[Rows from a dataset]
• • • • • • •

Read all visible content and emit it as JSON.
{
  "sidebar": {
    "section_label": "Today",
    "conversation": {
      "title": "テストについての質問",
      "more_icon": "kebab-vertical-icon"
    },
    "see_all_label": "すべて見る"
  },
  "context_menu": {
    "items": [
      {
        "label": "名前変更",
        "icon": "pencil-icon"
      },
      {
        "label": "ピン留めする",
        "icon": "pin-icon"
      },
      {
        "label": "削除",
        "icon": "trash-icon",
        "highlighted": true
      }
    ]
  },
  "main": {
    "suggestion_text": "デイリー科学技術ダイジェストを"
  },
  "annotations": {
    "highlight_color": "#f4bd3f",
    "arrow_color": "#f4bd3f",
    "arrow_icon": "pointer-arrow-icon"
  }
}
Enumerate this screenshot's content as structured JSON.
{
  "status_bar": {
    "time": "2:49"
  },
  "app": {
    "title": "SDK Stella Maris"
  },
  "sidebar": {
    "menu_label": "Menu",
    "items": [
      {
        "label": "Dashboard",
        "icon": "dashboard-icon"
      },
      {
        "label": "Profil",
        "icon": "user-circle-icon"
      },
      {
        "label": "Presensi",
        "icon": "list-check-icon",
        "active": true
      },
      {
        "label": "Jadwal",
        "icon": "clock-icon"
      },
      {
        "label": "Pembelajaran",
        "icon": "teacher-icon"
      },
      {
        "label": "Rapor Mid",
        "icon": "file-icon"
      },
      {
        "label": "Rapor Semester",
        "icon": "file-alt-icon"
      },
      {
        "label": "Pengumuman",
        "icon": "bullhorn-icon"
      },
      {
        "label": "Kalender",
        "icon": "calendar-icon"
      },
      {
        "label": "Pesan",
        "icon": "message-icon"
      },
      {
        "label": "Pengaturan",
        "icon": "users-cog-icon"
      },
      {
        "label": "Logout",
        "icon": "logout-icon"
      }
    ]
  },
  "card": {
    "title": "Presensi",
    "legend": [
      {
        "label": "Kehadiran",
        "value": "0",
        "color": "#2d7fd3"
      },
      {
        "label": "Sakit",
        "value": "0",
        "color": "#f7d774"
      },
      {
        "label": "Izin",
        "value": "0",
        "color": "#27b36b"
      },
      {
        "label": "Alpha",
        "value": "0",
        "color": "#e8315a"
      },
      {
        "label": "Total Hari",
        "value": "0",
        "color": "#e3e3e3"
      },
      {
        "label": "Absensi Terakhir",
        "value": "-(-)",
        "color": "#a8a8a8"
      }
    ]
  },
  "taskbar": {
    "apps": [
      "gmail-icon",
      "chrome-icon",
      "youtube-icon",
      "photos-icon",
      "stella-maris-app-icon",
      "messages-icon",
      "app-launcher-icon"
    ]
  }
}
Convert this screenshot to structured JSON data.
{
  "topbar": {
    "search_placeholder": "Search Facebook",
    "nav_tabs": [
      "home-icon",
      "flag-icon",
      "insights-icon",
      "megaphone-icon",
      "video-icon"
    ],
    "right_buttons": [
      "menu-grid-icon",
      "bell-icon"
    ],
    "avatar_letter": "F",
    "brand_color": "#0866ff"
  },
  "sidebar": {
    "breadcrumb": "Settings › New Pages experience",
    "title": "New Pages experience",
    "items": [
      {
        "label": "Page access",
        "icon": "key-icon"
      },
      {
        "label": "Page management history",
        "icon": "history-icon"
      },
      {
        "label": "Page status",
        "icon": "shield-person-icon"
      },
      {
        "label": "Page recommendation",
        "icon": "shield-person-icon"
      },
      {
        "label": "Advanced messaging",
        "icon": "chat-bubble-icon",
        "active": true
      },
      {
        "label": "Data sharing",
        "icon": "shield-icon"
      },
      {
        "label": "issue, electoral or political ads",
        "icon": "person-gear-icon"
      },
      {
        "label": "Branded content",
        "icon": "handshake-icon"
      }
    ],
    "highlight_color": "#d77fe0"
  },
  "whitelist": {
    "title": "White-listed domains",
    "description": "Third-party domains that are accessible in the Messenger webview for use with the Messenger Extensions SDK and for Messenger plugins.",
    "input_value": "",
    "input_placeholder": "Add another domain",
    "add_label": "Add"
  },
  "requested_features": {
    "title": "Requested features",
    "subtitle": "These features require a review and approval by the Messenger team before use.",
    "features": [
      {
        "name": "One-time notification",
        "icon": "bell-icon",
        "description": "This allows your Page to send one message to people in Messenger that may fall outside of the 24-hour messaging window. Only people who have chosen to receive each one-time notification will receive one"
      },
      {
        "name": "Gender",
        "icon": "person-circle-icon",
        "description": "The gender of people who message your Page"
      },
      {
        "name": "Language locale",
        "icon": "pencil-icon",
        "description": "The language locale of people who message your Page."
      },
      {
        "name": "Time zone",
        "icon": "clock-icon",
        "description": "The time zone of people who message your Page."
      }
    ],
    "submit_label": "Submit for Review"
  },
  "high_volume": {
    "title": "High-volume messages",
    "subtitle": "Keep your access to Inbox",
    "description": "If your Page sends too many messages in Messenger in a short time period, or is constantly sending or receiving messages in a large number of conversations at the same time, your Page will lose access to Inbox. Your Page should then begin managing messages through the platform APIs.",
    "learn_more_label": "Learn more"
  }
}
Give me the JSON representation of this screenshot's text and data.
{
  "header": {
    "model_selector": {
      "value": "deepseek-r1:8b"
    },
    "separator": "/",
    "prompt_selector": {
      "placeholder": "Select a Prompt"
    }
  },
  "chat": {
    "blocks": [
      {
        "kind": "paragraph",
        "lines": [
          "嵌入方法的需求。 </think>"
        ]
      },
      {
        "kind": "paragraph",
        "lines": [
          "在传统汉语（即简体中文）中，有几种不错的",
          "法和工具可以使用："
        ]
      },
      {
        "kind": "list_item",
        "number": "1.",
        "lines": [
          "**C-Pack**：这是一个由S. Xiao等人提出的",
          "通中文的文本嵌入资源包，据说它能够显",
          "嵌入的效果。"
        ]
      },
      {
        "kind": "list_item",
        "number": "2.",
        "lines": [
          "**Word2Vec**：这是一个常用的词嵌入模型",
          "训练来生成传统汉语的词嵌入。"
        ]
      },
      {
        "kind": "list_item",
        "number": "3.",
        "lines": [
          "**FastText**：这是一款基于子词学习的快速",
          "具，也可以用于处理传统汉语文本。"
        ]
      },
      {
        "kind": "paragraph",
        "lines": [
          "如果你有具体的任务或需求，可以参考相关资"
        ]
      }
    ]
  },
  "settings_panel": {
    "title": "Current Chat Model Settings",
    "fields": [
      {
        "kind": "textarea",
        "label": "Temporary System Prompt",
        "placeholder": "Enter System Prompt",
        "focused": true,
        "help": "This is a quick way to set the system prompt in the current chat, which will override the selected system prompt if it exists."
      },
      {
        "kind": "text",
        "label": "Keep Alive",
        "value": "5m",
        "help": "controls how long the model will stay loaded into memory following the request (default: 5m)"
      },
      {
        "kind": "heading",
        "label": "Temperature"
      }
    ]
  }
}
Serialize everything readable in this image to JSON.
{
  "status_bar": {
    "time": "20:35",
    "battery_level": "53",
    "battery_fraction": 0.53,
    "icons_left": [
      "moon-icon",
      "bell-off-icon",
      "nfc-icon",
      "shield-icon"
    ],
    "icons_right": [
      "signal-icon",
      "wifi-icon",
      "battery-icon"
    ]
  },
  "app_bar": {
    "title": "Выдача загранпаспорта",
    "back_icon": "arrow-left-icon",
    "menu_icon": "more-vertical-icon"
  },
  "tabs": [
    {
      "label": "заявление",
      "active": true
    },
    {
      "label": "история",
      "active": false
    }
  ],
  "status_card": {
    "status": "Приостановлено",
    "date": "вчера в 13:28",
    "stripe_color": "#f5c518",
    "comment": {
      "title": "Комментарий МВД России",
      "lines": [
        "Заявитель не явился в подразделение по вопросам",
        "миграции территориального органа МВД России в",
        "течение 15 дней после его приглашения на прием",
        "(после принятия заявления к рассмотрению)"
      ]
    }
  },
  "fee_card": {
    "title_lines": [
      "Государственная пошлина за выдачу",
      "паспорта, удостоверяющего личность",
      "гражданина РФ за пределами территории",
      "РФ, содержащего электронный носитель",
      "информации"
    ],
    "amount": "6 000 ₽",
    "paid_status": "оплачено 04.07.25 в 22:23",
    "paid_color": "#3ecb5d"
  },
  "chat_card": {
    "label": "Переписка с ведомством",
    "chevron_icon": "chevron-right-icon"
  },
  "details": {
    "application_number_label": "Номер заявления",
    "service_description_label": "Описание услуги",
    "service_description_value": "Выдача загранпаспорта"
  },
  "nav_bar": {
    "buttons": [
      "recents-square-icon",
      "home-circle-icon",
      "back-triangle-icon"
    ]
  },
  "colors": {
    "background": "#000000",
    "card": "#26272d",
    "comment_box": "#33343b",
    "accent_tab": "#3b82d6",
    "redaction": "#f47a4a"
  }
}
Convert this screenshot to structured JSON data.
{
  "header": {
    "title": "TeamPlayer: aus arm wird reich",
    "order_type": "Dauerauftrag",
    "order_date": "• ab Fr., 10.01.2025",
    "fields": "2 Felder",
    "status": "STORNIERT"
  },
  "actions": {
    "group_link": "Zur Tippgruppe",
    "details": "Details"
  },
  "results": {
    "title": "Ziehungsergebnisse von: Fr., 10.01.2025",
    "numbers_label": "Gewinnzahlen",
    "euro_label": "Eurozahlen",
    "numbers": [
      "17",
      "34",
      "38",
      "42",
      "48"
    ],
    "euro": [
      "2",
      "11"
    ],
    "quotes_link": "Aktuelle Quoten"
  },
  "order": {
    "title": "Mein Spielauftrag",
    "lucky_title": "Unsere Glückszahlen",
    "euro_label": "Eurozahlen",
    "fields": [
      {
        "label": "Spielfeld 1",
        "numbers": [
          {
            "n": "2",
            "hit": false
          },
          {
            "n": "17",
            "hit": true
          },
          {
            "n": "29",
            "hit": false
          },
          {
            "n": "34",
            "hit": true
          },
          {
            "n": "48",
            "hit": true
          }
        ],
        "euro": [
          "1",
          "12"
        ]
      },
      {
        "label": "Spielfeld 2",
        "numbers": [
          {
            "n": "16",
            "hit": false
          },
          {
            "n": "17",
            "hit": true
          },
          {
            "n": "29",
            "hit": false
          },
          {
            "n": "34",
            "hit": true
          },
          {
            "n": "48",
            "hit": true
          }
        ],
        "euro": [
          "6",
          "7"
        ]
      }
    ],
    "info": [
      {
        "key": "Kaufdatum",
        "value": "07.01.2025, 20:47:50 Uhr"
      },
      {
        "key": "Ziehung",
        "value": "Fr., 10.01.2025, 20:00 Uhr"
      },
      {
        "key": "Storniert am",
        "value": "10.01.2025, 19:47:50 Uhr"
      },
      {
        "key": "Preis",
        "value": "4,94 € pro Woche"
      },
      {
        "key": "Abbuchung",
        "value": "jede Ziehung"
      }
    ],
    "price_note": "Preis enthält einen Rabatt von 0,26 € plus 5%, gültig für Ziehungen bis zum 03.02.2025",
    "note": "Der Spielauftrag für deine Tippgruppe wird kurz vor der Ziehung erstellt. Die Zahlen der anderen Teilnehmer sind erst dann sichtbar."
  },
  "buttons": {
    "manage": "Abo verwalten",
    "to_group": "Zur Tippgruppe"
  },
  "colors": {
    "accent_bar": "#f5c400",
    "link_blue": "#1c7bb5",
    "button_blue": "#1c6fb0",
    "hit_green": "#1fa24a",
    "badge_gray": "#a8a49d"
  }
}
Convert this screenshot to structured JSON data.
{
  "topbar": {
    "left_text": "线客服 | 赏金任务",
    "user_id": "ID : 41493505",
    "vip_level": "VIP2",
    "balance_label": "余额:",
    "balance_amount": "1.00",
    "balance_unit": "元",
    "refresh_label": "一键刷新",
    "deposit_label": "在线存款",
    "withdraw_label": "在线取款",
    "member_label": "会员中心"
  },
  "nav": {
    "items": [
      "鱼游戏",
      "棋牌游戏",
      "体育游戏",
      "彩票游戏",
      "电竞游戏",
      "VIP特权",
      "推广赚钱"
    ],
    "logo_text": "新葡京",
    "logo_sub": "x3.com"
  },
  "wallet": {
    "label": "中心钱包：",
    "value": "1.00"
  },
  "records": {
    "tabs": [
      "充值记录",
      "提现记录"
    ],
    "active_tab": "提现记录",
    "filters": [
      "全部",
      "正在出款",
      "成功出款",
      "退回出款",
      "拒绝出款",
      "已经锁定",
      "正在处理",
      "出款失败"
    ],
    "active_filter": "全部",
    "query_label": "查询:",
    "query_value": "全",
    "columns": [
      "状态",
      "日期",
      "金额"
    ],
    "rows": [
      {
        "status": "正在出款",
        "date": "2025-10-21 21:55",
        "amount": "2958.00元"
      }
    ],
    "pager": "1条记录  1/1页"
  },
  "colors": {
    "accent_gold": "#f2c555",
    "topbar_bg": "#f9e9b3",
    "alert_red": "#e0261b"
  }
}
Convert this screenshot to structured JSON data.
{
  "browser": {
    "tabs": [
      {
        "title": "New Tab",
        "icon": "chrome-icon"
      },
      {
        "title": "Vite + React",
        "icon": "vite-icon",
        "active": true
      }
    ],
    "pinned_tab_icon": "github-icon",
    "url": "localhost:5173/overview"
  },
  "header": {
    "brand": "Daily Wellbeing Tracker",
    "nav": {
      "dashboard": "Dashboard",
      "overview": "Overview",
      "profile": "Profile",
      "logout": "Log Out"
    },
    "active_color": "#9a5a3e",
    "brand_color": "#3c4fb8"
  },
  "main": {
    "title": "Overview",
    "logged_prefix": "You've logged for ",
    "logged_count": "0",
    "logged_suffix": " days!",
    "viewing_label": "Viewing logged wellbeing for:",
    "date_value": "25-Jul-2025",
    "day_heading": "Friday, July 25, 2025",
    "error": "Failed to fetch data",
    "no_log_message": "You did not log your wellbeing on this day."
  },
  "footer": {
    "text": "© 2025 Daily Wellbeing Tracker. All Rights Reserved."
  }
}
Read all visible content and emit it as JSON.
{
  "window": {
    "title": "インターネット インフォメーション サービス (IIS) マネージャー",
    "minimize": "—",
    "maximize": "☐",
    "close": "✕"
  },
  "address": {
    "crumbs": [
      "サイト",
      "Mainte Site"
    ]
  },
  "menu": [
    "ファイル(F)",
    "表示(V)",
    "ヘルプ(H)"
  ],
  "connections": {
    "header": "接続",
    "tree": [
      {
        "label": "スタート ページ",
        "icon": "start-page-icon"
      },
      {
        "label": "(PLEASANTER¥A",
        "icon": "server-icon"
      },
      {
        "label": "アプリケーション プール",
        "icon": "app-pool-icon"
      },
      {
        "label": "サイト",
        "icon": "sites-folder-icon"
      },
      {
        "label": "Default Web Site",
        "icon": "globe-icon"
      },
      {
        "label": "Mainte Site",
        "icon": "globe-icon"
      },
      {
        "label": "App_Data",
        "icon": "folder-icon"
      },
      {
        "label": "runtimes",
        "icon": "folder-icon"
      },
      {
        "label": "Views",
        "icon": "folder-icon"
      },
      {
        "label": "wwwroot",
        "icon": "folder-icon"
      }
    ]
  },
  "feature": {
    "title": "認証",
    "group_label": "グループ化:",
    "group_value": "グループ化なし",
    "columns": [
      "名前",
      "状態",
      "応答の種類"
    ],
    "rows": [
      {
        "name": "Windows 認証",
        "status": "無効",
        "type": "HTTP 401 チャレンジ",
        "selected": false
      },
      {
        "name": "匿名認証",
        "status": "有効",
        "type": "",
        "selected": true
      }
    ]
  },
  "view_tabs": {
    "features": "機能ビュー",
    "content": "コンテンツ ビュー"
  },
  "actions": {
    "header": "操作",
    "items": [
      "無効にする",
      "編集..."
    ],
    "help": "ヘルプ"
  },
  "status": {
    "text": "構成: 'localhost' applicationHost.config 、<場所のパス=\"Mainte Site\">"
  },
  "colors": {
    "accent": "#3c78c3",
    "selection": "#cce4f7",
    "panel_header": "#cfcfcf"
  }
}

• • • • • • •

Work instructions> Gather all lines from the records above in which "subtitle" appears.

The response>
    "subtitle": "These features require a review and approval by the Messenger team before use.",
    "subtitle": "Keep your access to Inbox",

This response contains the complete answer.